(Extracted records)
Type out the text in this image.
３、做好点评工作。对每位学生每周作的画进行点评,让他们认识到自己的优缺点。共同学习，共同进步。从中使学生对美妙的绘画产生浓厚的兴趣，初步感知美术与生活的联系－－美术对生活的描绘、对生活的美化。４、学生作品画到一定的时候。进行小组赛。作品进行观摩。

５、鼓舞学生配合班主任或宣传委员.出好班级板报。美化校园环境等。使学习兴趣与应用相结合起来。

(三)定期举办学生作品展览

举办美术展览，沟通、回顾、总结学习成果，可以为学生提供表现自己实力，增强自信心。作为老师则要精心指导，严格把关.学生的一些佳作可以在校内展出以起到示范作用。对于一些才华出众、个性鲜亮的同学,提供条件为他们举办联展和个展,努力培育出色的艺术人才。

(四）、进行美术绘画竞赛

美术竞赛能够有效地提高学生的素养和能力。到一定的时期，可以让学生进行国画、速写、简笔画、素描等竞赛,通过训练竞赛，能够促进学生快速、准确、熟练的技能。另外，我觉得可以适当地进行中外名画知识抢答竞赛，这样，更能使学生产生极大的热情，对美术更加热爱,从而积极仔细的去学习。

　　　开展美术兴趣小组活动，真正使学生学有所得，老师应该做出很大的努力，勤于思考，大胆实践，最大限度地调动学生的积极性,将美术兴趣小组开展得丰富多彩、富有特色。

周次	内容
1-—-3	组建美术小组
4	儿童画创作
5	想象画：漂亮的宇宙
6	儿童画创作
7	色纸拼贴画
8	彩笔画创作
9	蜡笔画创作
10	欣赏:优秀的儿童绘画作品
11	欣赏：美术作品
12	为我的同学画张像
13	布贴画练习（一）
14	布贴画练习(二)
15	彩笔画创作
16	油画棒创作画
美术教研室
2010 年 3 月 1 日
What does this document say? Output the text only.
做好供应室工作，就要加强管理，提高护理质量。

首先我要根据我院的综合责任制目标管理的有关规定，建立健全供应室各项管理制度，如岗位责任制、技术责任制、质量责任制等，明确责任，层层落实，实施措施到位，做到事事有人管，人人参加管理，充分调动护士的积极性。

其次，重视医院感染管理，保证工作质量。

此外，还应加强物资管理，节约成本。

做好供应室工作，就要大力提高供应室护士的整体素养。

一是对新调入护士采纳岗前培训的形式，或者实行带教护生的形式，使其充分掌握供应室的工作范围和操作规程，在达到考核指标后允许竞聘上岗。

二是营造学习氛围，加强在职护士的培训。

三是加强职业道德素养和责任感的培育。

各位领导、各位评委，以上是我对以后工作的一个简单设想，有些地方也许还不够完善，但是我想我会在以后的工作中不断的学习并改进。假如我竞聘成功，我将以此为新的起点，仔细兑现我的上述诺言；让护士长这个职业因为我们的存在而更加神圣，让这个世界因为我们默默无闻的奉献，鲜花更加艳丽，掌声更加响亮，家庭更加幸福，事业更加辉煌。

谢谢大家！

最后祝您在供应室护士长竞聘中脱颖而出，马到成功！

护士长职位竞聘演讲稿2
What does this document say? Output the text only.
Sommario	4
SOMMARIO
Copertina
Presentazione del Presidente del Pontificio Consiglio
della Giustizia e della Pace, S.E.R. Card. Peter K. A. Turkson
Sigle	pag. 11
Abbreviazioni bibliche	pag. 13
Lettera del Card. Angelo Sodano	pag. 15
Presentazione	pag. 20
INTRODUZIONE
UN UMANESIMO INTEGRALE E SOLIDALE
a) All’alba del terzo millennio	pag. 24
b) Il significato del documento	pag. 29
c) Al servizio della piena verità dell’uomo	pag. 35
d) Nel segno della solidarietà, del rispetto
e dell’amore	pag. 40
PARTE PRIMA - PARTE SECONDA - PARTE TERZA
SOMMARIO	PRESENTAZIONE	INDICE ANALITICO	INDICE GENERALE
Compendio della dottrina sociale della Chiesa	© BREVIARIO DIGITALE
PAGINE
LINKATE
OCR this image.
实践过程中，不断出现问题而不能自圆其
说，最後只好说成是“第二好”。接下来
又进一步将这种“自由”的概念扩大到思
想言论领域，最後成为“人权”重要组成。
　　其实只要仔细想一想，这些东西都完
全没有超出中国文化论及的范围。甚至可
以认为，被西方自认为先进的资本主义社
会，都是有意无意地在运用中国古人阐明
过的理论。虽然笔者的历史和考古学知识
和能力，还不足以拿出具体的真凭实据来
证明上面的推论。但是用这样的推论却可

▸ **Your task**:
Read through the lines above and collect those that contain the string "della".

▸ **Exercise output**:
della Giustizia e della Pace, S.E.R. Card. Peter K. A. Turkson
c) Al servizio della piena verità dell’uomo	pag. 35
d) Nel segno della solidarietà, del rispetto
Compendio della dottrina sociale della Chiesa	© BREVIARIO DIGITALE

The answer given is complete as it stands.